— begin —

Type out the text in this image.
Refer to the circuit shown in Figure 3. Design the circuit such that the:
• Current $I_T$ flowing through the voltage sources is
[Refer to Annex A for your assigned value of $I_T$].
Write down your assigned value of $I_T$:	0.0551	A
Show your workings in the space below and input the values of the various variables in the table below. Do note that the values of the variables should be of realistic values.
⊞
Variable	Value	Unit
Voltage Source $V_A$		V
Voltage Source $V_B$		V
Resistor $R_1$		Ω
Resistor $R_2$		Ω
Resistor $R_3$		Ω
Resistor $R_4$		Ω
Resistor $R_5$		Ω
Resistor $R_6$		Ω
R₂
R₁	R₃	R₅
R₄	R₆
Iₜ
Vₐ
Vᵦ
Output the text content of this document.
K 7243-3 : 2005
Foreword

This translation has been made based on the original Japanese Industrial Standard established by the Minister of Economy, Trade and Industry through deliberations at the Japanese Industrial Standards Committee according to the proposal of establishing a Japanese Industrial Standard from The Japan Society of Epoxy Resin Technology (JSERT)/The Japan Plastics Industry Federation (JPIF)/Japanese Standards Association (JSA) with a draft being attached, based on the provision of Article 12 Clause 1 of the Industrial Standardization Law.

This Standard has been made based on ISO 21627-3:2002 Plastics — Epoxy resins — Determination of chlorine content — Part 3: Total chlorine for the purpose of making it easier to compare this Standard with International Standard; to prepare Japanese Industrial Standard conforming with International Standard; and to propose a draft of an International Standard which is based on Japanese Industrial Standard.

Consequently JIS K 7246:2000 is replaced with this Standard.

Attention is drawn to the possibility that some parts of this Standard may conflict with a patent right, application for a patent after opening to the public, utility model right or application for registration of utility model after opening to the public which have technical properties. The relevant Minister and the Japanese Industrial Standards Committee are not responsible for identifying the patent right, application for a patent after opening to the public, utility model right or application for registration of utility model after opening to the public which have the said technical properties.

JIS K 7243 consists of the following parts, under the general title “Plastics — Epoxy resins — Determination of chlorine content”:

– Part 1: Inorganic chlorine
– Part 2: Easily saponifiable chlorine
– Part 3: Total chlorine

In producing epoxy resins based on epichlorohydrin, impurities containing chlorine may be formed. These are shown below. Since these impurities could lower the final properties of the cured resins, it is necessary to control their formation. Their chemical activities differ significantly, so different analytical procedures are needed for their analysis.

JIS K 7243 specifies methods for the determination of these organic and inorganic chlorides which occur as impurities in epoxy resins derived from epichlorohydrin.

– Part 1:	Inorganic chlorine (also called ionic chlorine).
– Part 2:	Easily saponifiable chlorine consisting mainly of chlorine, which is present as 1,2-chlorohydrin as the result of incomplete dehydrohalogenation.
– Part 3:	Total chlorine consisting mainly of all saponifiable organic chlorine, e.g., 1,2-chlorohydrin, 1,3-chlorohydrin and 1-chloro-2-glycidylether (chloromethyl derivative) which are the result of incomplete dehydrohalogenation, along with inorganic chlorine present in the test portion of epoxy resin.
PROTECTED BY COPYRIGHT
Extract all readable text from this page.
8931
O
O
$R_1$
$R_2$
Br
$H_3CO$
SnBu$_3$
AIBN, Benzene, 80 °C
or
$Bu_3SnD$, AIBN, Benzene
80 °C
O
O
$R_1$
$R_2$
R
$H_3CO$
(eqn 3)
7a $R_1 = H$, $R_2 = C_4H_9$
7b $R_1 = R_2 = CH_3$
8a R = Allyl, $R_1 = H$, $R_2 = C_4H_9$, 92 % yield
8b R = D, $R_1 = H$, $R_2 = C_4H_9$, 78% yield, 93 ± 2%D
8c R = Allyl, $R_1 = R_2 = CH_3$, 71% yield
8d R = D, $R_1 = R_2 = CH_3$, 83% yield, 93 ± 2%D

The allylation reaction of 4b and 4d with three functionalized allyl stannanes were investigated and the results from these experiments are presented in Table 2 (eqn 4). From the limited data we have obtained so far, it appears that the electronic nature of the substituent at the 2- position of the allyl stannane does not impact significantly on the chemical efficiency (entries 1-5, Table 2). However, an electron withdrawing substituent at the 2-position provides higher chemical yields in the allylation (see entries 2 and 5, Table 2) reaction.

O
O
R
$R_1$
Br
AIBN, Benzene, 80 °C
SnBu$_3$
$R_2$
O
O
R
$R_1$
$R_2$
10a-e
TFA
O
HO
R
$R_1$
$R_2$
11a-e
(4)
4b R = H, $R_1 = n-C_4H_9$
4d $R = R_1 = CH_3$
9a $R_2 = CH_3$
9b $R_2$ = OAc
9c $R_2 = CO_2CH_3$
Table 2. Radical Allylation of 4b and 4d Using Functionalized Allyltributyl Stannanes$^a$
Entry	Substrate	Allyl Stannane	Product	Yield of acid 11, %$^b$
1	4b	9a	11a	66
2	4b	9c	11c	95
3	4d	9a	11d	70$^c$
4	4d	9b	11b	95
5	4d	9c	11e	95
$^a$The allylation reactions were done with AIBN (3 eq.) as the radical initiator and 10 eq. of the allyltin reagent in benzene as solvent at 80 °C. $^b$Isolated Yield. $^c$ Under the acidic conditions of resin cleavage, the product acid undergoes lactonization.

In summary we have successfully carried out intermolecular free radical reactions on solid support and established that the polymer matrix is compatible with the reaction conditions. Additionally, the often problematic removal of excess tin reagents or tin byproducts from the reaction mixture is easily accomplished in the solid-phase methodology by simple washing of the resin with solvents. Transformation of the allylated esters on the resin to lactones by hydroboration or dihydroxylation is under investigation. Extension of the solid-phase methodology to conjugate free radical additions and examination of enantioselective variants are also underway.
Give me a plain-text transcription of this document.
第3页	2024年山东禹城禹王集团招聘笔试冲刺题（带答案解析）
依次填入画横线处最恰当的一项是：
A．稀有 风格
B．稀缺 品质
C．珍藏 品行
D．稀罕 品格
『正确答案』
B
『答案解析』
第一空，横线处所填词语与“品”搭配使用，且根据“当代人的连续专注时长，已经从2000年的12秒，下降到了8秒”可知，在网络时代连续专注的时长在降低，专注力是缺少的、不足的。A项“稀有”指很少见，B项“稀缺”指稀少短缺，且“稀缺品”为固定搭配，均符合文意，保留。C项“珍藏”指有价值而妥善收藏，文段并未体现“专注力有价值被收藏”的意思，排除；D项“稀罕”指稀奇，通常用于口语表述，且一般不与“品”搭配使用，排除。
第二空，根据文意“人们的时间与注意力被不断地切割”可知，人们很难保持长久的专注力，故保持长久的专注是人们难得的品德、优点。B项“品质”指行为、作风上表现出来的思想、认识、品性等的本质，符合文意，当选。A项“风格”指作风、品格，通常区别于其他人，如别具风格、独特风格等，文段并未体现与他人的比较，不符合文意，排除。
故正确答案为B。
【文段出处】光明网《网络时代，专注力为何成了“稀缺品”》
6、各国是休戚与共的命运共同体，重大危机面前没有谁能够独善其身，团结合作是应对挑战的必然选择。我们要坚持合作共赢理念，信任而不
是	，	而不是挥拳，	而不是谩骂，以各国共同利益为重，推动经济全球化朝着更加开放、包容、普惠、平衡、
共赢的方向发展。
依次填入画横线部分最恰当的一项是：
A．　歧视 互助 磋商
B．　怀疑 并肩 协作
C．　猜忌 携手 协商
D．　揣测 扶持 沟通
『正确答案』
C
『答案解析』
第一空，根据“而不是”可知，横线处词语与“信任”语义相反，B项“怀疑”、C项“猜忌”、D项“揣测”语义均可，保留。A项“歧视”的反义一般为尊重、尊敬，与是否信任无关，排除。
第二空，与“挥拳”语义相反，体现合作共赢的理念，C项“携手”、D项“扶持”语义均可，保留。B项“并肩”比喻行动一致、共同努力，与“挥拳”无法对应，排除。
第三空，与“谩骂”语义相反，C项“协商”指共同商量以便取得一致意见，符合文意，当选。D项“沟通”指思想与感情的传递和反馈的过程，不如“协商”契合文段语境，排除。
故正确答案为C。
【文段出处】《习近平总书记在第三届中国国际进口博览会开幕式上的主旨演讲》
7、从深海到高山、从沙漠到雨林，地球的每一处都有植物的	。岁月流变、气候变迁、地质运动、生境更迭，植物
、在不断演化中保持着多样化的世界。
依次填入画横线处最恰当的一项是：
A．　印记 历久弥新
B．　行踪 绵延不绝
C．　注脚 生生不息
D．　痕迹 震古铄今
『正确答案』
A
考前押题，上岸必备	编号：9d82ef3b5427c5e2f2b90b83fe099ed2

— end —

== What you have to do ==
State the number of lines that contain the string "Minister", with no other words.

== Worked solution ==
2